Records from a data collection
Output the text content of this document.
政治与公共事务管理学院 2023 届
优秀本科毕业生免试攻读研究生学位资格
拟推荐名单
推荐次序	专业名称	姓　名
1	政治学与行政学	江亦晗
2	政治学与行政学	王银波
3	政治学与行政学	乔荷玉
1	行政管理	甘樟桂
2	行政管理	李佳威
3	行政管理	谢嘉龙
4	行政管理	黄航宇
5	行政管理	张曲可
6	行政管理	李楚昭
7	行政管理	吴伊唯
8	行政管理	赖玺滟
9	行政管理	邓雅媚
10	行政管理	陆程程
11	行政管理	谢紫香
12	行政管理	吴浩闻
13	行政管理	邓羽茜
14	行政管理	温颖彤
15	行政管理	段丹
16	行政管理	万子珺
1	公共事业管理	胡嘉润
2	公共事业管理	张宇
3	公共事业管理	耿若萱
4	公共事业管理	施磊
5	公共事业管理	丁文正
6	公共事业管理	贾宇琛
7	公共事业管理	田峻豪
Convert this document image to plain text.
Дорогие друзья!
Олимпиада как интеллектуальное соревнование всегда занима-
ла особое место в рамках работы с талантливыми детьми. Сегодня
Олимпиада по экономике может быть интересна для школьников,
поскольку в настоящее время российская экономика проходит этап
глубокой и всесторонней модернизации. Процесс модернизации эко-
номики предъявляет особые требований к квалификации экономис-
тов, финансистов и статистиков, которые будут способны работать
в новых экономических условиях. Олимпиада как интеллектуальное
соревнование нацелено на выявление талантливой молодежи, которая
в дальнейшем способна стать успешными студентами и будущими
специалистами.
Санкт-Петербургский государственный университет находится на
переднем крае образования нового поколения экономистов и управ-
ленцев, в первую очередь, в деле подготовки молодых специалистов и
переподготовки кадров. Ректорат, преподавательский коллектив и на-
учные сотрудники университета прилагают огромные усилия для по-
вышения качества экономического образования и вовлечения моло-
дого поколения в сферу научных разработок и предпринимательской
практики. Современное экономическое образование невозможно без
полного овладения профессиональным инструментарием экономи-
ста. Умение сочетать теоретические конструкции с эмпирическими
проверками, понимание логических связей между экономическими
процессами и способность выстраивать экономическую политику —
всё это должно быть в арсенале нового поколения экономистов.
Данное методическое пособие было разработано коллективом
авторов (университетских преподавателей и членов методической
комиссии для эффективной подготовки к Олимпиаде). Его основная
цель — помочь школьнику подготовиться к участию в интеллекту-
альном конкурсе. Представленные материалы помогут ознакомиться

YOUR TASK:
State how many lines of the listing include the word "быть". Reply with the number alone.

SOLUTION FOR THIS EXERCISE:
2